> What the task asks
Count lines holding the string "оформляется" in the data that follows. Reply with one number only.

> Working data
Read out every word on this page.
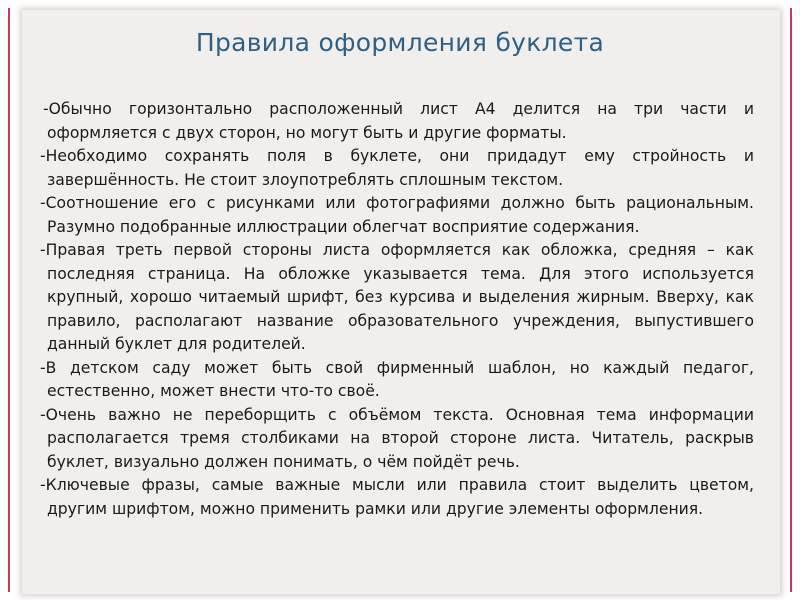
Правила оформления буклета
-Обычно горизонтально расположенный лист А4 делится на три части и оформляется с двух сторон, но могут быть и другие форматы.
-Необходимо сохранять поля в буклете, они придадут ему стройность и завершённость. Не стоит злоупотреблять сплошным текстом.
-Соотношение его с рисунками или фотографиями должно быть рациональным. Разумно подобранные иллюстрации облегчат восприятие содержания.
-Правая треть первой стороны листа оформляется как обложка, средняя – как последняя страница. На обложке указывается тема. Для этого используется крупный, хорошо читаемый шрифт, без курсива и выделения жирным. Вверху, как правило, располагают название образовательного учреждения, выпустившего данный буклет для родителей.
-В детском саду может быть свой фирменный шаблон, но каждый педагог, естественно, может внести что-то своё.
-Очень важно не переборщить с объёмом текста. Основная тема информации располагается тремя столбиками на второй стороне листа. Читатель, раскрыв буклет, визуально должен понимать, о чём пойдёт речь.
-Ключевые фразы, самые важные мысли или правила стоит выделить цветом, другим шрифтом, можно применить рамки или другие элементы оформления.
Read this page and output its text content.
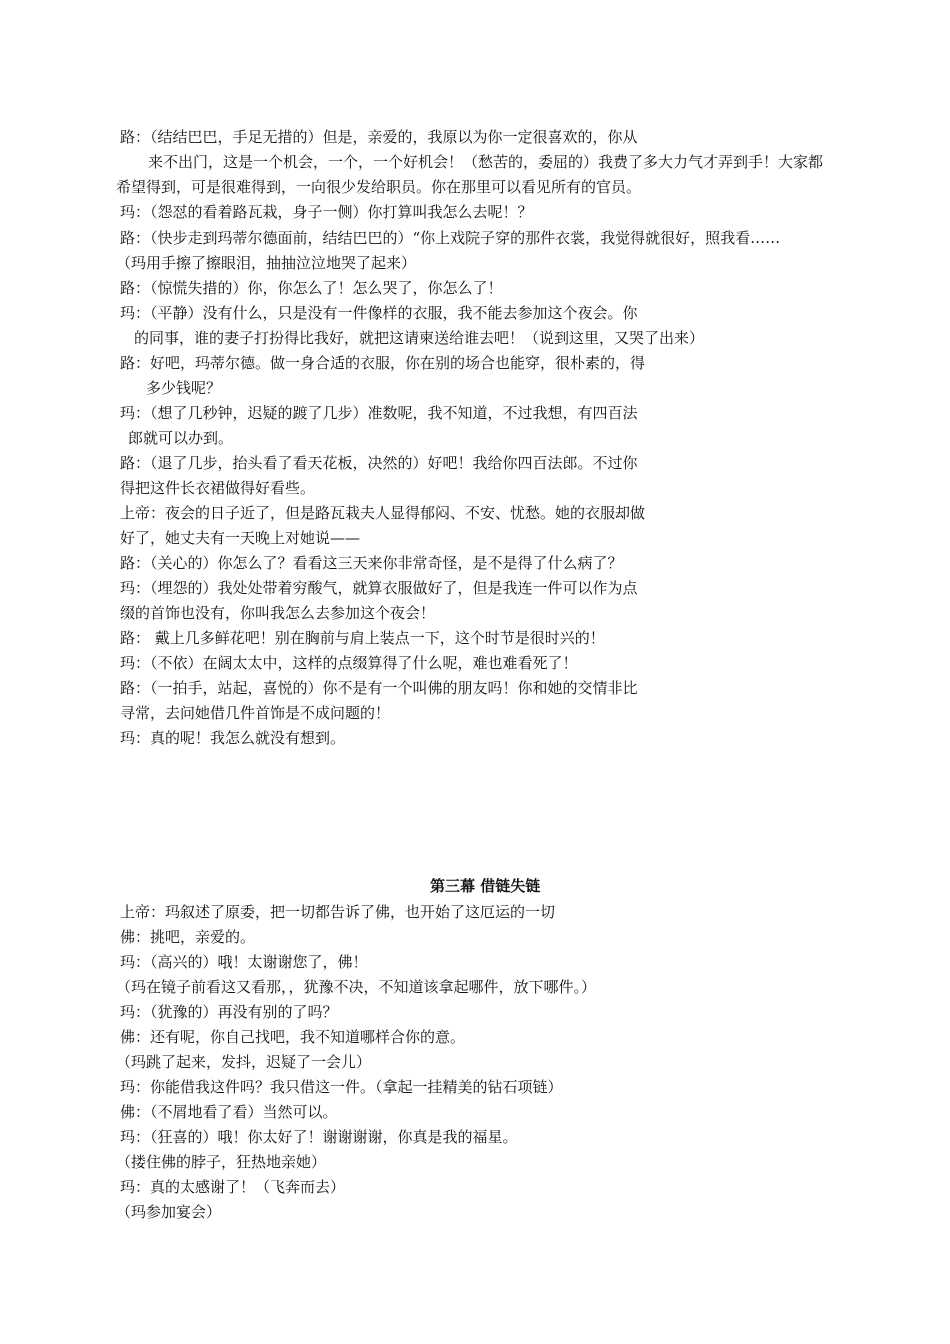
路：（结结巴巴，手足无措的）但是，亲爱的，我原以为你一定很喜欢的，你从
来不出门，这是一个机会，一个，一个好机会！（愁苦的，委屈的）我费了多大力气才弄到手！大家都
希望得到，可是很难得到，一向很少发给职员。你在那里可以看见所有的官员。
玛：（怨怼的看着路瓦栽，身子一侧）你打算叫我怎么去呢！？
路：（快步走到玛蒂尔德面前，结结巴巴的）“你上戏院子穿的那件衣裳，我觉得就很好，照我看……
（玛用手擦了擦眼泪，抽抽泣泣地哭了起来）
路：（惊慌失措的）你，你怎么了！怎么哭了，你怎么了！
玛：（平静）没有什么，只是没有一件像样的衣服，我不能去参加这个夜会。你
的同事，谁的妻子打扮得比我好，就把这请柬送给谁去吧！（说到这里，又哭了出来）
路：好吧，玛蒂尔德。做一身合适的衣服，你在别的场合也能穿，很朴素的，得
多少钱呢？
玛：（想了几秒钟，迟疑的踱了几步）准数呢，我不知道，不过我想，有四百法
郎就可以办到。
路：（退了几步，抬头看了看天花板，决然的）好吧！我给你四百法郎。不过你
得把这件长衣裙做得好看些。
上帝：夜会的日子近了，但是路瓦栽夫人显得郁闷、不安、忧愁。她的衣服却做
好了，她丈夫有一天晚上对她说——
路：（关心的）你怎么了？看看这三天来你非常奇怪，是不是得了什么病了？
玛：（埋怨的）我处处带着穷酸气，就算衣服做好了，但是我连一件可以作为点
缀的首饰也没有，你叫我怎么去参加这个夜会！
路： 戴上几多鲜花吧！别在胸前与肩上装点一下，这个时节是很时兴的！
玛：（不依）在阔太太中，这样的点缀算得了什么呢，难也难看死了！
路：（一拍手，站起，喜悦的）你不是有一个叫佛的朋友吗！你和她的交情非比
寻常，去问她借几件首饰是不成问题的！
玛：真的呢！我怎么就没有想到。
第三幕 借链失链
上帝：玛叙述了原委，把一切都告诉了佛，也开始了这厄运的一切
佛：挑吧，亲爱的。
玛：（高兴的）哦！太谢谢您了，佛！
（玛在镜子前看这又看那，，犹豫不决，不知道该拿起哪件，放下哪件。）
玛：（犹豫的）再没有别的了吗？
佛：还有呢，你自己找吧，我不知道哪样合你的意。
（玛跳了起来，发抖，迟疑了一会儿）
玛：你能借我这件吗？我只借这一件。（拿起一挂精美的钻石项链）
佛：（不屑地看了看）当然可以。
玛：（狂喜的）哦！你太好了！谢谢谢谢，你真是我的福星。
（搂住佛的脖子，狂热地亲她）
玛：真的太感谢了！（飞奔而去）
（玛参加宴会）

> Response to this exercise
2